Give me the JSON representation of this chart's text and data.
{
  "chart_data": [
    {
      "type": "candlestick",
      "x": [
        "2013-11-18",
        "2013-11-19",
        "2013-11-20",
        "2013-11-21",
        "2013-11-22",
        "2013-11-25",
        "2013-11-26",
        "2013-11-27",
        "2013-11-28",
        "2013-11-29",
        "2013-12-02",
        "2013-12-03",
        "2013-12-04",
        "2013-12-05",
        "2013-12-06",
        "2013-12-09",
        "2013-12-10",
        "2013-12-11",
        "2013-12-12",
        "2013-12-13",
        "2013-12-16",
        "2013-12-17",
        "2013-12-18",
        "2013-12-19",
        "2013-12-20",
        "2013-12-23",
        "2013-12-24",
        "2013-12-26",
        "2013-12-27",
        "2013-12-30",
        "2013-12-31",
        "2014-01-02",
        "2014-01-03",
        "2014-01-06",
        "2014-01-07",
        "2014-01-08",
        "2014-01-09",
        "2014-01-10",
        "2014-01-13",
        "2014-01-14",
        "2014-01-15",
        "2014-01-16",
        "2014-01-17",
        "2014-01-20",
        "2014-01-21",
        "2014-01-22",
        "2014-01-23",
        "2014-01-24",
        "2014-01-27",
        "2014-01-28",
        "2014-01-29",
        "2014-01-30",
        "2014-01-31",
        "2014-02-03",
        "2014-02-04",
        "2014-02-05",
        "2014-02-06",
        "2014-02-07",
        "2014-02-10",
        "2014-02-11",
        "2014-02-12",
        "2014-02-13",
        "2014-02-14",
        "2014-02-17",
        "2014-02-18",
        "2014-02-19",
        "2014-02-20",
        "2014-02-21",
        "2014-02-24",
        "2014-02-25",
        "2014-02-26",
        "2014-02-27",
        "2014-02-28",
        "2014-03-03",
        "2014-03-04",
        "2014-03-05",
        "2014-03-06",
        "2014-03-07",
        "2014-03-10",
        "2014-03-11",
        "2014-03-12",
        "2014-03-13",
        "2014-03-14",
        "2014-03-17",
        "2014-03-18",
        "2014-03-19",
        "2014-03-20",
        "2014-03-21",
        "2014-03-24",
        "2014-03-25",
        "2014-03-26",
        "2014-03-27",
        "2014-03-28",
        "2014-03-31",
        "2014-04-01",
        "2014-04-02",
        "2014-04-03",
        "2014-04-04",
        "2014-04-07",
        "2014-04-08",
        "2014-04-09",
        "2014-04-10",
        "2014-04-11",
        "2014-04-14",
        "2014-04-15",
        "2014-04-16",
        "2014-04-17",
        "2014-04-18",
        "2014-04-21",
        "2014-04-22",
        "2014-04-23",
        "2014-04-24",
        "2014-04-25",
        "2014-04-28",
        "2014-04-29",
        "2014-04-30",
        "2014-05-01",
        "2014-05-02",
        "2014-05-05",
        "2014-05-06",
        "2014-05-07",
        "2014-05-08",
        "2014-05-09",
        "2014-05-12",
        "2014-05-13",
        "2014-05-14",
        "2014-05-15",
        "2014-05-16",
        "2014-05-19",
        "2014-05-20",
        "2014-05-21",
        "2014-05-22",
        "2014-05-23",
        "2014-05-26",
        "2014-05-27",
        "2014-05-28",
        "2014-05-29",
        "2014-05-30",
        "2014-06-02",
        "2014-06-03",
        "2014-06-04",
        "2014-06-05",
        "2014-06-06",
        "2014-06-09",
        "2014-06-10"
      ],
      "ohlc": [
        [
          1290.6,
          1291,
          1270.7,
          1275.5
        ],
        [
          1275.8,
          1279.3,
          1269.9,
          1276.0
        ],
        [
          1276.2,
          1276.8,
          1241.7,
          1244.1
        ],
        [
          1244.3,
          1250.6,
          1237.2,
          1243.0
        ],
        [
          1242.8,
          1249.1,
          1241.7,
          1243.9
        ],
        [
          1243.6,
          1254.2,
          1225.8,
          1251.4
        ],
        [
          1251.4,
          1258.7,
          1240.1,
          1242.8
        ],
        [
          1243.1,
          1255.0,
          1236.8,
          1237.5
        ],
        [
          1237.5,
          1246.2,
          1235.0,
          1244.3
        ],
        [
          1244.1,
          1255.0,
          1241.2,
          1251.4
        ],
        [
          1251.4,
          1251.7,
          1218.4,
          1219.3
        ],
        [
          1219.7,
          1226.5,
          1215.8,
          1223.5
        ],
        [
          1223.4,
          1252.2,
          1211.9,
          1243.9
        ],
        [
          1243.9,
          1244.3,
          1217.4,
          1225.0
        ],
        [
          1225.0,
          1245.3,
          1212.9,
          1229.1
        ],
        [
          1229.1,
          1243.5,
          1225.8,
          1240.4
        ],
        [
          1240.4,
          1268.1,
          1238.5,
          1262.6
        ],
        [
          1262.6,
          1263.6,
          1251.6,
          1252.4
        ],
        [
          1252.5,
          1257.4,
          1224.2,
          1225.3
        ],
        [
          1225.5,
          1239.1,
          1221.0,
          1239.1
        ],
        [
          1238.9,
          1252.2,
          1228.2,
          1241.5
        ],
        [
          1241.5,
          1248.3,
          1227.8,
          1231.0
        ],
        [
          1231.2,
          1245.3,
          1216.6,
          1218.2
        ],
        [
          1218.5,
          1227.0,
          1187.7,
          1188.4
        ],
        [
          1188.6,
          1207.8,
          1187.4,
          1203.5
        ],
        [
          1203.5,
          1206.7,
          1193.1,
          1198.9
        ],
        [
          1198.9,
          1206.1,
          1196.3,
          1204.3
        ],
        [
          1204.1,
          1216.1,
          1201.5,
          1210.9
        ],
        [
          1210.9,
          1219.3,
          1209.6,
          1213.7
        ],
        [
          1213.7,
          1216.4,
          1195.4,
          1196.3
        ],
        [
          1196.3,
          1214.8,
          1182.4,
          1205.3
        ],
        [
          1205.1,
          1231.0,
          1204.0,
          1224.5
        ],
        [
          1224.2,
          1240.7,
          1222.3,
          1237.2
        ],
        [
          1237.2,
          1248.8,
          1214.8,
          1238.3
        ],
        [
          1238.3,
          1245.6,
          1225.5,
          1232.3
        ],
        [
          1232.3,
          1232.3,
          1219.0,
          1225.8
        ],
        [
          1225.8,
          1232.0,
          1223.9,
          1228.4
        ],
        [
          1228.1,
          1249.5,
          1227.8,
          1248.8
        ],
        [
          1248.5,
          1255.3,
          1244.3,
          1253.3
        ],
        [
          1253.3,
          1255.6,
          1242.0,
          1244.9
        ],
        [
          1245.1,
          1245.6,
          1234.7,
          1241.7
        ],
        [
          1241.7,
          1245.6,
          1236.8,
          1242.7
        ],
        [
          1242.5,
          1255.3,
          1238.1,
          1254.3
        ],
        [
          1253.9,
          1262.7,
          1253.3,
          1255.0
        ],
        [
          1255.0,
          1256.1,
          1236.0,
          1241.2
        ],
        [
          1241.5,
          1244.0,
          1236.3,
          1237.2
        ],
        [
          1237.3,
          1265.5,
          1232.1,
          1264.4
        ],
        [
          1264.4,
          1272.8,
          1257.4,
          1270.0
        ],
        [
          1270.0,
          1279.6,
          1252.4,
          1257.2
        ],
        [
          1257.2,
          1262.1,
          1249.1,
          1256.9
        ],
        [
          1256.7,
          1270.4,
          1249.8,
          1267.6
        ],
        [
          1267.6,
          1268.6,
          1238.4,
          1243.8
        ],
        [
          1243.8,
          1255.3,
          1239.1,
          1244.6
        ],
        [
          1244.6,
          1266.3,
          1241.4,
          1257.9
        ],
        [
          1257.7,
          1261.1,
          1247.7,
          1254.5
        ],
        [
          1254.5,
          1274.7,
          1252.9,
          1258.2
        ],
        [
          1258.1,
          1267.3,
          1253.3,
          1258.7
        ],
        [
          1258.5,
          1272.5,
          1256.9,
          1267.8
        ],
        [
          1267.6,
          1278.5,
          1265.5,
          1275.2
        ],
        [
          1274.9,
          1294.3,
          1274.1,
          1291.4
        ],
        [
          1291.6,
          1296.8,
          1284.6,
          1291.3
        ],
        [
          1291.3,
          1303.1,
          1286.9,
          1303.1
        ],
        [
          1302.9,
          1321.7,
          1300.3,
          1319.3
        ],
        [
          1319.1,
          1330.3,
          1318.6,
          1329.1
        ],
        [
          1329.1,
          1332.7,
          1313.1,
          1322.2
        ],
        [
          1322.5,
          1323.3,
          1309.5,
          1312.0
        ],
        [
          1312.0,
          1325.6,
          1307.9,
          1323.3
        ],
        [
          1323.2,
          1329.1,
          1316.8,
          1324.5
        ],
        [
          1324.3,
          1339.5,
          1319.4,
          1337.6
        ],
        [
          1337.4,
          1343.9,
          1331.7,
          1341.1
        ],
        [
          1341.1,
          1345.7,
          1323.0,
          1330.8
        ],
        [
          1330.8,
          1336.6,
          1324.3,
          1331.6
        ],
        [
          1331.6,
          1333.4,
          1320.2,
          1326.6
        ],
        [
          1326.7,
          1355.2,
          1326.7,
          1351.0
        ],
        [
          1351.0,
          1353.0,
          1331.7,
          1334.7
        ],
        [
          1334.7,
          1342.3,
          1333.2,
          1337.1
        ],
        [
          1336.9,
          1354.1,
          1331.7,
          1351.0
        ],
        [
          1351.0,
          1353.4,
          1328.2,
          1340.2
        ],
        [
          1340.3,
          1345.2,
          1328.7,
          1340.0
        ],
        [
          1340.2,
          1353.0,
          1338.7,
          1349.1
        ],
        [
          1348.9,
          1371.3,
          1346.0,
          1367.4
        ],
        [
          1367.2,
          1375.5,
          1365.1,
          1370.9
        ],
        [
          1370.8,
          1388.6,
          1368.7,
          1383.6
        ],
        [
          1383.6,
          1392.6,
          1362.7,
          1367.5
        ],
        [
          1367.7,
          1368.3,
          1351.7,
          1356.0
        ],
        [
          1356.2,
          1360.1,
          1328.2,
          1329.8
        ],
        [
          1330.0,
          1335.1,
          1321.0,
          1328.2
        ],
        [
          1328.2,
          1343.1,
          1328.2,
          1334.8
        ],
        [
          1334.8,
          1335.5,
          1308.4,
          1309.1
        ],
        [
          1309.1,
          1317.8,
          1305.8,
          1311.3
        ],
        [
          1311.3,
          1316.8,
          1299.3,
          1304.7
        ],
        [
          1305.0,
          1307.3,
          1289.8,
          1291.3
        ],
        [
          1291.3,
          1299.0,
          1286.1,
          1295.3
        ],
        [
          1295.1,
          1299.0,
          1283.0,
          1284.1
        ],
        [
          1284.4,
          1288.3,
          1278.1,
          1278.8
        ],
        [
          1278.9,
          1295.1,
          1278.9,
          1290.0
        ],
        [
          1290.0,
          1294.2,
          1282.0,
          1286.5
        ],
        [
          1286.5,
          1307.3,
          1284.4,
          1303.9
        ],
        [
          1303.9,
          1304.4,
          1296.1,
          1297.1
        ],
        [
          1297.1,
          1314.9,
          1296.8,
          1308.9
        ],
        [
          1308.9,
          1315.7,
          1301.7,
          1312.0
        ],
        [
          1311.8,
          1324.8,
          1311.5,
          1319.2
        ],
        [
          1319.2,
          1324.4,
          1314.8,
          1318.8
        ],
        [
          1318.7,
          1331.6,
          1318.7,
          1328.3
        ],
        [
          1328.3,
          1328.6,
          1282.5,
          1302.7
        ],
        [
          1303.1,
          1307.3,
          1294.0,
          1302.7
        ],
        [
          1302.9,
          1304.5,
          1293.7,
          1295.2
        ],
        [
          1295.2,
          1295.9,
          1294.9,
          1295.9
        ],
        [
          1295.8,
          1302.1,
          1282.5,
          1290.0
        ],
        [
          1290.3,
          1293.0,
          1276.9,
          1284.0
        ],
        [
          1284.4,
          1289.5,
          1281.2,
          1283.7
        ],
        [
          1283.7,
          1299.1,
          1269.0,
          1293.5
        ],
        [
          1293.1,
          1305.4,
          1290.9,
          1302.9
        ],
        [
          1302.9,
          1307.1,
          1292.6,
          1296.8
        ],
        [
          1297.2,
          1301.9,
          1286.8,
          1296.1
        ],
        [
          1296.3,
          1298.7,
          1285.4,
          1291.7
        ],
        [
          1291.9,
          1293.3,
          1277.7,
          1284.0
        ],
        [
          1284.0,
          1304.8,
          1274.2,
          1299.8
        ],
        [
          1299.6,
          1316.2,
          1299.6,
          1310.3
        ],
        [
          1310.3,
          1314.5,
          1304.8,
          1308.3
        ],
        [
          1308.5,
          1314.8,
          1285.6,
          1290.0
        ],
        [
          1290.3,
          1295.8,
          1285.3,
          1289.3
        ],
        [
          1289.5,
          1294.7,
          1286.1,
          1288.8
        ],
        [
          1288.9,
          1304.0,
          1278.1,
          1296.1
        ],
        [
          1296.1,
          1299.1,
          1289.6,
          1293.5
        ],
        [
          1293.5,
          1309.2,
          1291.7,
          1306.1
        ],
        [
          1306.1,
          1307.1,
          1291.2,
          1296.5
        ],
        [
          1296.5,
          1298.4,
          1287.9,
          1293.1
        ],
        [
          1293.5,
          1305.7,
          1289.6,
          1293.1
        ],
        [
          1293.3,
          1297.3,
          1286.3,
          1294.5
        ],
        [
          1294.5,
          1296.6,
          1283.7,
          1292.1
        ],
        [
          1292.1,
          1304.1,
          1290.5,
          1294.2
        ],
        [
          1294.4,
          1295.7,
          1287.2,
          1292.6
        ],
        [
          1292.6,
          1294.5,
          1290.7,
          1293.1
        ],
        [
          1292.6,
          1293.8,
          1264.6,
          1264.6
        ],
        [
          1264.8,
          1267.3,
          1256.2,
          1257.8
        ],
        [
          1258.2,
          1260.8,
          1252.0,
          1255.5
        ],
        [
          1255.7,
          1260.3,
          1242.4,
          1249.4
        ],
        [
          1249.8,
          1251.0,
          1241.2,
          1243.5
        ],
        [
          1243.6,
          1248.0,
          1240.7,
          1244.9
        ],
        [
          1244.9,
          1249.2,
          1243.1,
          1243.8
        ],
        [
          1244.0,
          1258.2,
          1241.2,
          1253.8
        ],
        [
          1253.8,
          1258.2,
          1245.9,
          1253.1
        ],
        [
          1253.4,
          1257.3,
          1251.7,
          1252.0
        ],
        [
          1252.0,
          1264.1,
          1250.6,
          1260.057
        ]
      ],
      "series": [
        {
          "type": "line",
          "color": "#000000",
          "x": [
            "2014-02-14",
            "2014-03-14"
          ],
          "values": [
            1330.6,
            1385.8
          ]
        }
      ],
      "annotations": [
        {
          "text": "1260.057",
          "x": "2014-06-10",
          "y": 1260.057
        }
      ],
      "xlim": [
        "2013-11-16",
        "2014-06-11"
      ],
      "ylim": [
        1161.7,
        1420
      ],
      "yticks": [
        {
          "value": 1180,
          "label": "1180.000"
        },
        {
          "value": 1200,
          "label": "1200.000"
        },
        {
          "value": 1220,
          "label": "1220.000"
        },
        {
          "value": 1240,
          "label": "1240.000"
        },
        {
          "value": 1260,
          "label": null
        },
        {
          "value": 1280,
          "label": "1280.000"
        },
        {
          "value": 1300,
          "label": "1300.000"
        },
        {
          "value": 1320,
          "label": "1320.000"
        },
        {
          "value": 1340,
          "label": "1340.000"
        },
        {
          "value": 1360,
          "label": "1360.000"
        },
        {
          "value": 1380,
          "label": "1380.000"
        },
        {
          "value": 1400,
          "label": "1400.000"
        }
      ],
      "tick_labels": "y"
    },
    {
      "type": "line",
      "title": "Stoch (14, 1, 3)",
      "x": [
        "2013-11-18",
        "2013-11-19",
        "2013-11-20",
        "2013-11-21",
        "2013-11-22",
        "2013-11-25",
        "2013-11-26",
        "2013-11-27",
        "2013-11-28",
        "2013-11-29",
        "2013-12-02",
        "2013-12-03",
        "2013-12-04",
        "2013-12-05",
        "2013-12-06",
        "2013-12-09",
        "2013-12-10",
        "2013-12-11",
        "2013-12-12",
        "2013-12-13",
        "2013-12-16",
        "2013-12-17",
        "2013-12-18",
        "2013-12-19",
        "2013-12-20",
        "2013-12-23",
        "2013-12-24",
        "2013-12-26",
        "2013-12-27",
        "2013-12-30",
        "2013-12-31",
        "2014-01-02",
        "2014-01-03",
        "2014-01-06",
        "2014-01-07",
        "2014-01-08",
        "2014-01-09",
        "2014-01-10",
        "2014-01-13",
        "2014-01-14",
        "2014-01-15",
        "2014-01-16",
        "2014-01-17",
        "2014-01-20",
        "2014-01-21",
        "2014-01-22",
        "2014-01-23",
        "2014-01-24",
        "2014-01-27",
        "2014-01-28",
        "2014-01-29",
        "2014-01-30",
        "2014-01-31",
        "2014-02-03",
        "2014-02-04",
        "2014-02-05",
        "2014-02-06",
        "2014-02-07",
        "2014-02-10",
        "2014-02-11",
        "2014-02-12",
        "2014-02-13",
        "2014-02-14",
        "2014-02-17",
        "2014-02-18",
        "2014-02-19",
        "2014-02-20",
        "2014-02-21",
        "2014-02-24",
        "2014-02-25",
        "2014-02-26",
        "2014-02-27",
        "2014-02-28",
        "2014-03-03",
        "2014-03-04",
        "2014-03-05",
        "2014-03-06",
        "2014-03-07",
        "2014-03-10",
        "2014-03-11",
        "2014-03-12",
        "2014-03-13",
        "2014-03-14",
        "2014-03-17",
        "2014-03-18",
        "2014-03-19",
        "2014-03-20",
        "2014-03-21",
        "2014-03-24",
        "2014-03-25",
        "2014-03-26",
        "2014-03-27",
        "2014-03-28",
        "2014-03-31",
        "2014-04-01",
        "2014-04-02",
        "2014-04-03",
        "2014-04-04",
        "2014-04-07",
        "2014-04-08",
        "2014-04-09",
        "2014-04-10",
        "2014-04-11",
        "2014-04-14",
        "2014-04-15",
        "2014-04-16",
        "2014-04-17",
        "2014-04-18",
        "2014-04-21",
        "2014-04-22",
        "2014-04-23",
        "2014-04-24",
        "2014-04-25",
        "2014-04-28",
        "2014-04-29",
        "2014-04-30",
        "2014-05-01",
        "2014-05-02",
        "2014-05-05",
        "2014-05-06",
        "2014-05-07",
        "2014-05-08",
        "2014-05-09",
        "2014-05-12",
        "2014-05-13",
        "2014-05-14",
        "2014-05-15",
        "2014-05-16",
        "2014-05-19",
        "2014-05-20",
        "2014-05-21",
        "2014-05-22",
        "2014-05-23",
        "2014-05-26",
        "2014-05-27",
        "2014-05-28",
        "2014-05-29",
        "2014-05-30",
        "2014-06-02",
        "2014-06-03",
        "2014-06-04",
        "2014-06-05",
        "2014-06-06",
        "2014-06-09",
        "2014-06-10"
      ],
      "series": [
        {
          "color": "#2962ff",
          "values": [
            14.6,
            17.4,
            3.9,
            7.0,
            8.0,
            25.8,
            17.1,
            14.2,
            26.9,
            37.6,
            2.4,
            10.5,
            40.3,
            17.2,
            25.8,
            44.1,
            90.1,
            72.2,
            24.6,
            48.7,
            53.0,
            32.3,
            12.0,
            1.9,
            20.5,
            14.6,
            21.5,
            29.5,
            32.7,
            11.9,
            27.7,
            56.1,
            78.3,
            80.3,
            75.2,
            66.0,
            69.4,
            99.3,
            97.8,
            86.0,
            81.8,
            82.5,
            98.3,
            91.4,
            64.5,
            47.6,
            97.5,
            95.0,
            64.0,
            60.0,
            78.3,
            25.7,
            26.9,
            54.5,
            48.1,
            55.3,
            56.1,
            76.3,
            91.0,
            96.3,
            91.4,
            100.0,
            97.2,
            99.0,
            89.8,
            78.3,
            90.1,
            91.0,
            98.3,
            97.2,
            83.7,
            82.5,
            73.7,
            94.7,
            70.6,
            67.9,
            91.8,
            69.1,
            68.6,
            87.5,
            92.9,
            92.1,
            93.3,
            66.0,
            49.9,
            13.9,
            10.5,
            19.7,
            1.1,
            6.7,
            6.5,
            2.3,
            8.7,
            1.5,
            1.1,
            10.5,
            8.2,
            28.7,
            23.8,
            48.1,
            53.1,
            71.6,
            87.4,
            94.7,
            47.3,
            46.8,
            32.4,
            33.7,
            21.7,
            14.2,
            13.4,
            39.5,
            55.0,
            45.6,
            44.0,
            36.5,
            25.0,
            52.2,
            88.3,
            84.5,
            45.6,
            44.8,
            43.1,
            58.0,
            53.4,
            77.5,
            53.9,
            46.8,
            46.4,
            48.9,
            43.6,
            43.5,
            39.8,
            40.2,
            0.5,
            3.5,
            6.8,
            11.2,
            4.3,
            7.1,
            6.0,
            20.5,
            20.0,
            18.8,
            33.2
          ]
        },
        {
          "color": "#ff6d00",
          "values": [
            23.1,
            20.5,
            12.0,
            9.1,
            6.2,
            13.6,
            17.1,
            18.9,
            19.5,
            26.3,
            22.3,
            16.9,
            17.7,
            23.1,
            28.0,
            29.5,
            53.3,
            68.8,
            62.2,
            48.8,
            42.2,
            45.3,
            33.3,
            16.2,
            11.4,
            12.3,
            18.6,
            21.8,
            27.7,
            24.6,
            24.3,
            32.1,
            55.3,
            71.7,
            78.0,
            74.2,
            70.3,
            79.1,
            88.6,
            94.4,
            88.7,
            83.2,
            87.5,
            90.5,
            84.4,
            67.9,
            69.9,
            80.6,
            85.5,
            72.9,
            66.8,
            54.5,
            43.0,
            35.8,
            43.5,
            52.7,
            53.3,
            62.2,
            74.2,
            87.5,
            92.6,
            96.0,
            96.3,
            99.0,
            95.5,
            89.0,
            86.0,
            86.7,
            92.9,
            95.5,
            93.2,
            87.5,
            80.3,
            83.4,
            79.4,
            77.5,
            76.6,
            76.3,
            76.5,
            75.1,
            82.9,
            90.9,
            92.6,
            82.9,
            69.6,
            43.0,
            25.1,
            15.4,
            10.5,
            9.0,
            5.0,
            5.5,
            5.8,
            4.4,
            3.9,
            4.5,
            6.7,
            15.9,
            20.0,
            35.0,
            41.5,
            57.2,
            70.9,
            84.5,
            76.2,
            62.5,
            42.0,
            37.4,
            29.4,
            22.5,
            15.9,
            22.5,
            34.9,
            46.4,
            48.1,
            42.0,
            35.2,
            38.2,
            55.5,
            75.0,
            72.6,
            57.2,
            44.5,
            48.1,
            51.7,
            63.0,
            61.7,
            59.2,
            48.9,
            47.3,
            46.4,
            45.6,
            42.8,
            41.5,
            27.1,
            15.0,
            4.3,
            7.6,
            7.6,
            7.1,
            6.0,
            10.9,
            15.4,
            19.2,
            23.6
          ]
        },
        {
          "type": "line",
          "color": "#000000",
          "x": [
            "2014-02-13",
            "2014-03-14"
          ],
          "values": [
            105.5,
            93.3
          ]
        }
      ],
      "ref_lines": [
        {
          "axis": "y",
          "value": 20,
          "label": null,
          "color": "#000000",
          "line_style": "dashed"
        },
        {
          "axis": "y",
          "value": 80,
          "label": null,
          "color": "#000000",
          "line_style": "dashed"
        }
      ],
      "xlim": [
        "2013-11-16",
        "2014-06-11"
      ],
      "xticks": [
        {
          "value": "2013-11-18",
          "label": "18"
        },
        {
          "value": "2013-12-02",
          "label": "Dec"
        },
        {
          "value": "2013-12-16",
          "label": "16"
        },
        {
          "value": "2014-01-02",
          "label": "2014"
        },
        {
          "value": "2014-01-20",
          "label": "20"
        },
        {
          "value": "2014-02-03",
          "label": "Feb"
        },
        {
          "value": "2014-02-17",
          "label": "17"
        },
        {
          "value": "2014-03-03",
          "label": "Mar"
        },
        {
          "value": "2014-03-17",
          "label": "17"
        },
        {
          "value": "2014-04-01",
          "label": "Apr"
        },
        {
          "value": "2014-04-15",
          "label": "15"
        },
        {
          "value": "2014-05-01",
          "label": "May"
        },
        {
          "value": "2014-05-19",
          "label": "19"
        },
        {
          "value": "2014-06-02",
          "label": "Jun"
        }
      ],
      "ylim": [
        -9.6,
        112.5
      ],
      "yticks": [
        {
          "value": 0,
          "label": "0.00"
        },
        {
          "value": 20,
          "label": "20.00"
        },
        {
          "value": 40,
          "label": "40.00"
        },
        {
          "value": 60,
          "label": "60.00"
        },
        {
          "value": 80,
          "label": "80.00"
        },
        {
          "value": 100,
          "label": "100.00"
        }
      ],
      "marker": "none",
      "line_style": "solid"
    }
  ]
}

§ What to produce: Using the listing above, list every line in which the string "type" occurs.

§ Problem solution:
      "type": "candlestick",
          "type": "line",
      "type": "line",
          "type": "line",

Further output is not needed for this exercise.